GOAL: Reproduce every one of the records below verbatim, line for line, without changing a single character.

[start RECORDS FOR THE EXERCISE]

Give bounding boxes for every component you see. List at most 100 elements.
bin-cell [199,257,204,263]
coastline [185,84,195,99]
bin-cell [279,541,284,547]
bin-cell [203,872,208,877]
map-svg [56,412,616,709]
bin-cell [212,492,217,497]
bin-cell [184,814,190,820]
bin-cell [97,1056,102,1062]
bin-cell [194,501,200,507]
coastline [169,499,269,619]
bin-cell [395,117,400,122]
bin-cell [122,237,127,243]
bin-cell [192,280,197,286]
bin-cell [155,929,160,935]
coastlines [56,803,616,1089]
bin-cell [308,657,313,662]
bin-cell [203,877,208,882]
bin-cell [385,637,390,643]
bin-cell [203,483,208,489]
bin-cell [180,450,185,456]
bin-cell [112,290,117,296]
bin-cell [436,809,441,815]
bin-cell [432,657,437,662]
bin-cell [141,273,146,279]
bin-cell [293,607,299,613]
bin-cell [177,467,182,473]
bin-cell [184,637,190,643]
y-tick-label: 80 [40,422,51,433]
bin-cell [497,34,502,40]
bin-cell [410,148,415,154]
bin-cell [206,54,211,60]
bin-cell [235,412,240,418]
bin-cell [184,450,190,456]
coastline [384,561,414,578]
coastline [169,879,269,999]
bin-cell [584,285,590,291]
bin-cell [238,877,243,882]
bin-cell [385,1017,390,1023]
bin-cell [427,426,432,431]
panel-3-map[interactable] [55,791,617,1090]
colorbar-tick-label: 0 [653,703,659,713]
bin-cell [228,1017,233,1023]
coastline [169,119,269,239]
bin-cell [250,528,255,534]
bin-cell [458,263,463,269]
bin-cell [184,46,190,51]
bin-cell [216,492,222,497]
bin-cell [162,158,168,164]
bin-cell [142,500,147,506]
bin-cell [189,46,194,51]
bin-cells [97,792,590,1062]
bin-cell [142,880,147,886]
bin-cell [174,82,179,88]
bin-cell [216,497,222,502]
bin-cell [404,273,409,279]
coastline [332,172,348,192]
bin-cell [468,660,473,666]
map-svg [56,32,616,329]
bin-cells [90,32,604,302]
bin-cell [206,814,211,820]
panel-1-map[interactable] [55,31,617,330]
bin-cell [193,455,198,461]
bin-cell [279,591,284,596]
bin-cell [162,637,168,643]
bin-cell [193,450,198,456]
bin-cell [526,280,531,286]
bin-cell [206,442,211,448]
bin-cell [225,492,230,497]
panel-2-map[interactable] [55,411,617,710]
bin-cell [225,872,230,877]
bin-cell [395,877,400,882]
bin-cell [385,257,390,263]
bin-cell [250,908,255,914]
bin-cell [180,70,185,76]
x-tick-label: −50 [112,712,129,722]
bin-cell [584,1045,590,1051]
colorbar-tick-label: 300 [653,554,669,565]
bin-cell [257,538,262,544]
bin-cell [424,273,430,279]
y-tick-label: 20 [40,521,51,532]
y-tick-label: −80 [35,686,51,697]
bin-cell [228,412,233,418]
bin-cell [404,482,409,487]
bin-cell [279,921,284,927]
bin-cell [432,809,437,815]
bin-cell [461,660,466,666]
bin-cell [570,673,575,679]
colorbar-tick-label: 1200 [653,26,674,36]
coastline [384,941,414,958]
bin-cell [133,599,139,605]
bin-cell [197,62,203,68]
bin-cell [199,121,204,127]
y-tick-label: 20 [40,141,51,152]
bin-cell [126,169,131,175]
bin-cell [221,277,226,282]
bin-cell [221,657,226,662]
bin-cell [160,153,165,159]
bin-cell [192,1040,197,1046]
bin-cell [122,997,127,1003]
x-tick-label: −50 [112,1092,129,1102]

[end RECORDS FOR THE EXERCISE]

COMPLETED TASK:
Give bounding boxes for every component you see. List at most 100 elements.
bin-cell [199,257,204,263]
coastline [185,84,195,99]
bin-cell [279,541,284,547]
bin-cell [203,872,208,877]
map-svg [56,412,616,709]
bin-cell [212,492,217,497]
bin-cell [184,814,190,820]
bin-cell [97,1056,102,1062]
bin-cell [194,501,200,507]
coastline [169,499,269,619]
bin-cell [395,117,400,122]
bin-cell [122,237,127,243]
bin-cell [192,280,197,286]
bin-cell [155,929,160,935]
coastlines [56,803,616,1089]
bin-cell [308,657,313,662]
bin-cell [203,877,208,882]
bin-cell [385,637,390,643]
bin-cell [203,483,208,489]
bin-cell [180,450,185,456]
bin-cell [112,290,117,296]
bin-cell [436,809,441,815]
bin-cell [432,657,437,662]
bin-cell [141,273,146,279]
bin-cell [293,607,299,613]
bin-cell [177,467,182,473]
bin-cell [184,637,190,643]
y-tick-label: 80 [40,422,51,433]
bin-cell [497,34,502,40]
bin-cell [410,148,415,154]
bin-cell [206,54,211,60]
bin-cell [235,412,240,418]
bin-cell [184,450,190,456]
coastline [384,561,414,578]
coastline [169,879,269,999]
bin-cell [584,285,590,291]
bin-cell [238,877,243,882]
bin-cell [385,1017,390,1023]
bin-cell [427,426,432,431]
panel-3-map[interactable] [55,791,617,1090]
colorbar-tick-label: 0 [653,703,659,713]
bin-cell [228,1017,233,1023]
coastline [169,119,269,239]
bin-cell [250,528,255,534]
bin-cell [458,263,463,269]
bin-cell [184,46,190,51]
bin-cell [216,492,222,497]
bin-cell [162,158,168,164]
bin-cell [142,500,147,506]
bin-cell [189,46,194,51]
bin-cells [97,792,590,1062]
bin-cell [142,880,147,886]
bin-cell [174,82,179,88]
bin-cell [216,497,222,502]
bin-cell [404,273,409,279]
coastline [332,172,348,192]
bin-cell [468,660,473,666]
map-svg [56,32,616,329]
bin-cells [90,32,604,302]
bin-cell [206,814,211,820]
panel-1-map[interactable] [55,31,617,330]
bin-cell [193,455,198,461]
bin-cell [279,591,284,596]
bin-cell [162,637,168,643]
bin-cell [193,450,198,456]
bin-cell [526,280,531,286]
bin-cell [206,442,211,448]
bin-cell [225,492,230,497]
panel-2-map[interactable] [55,411,617,710]
bin-cell [225,872,230,877]
bin-cell [395,877,400,882]
bin-cell [385,257,390,263]
bin-cell [250,908,255,914]
bin-cell [180,70,185,76]
x-tick-label: −50 [112,712,129,722]
bin-cell [584,1045,590,1051]
colorbar-tick-label: 300 [653,554,669,565]
bin-cell [257,538,262,544]
bin-cell [424,273,430,279]
y-tick-label: 20 [40,521,51,532]
y-tick-label: −80 [35,686,51,697]
bin-cell [228,412,233,418]
bin-cell [404,482,409,487]
bin-cell [279,921,284,927]
bin-cell [432,809,437,815]
bin-cell [461,660,466,666]
bin-cell [570,673,575,679]
colorbar-tick-label: 1200 [653,26,674,36]
coastline [384,941,414,958]
bin-cell [133,599,139,605]
bin-cell [197,62,203,68]
bin-cell [199,121,204,127]
y-tick-label: 20 [40,141,51,152]
bin-cell [126,169,131,175]
bin-cell [221,277,226,282]
bin-cell [221,657,226,662]
bin-cell [160,153,165,159]
bin-cell [192,1040,197,1046]
bin-cell [122,997,127,1003]
x-tick-label: −50 [112,1092,129,1102]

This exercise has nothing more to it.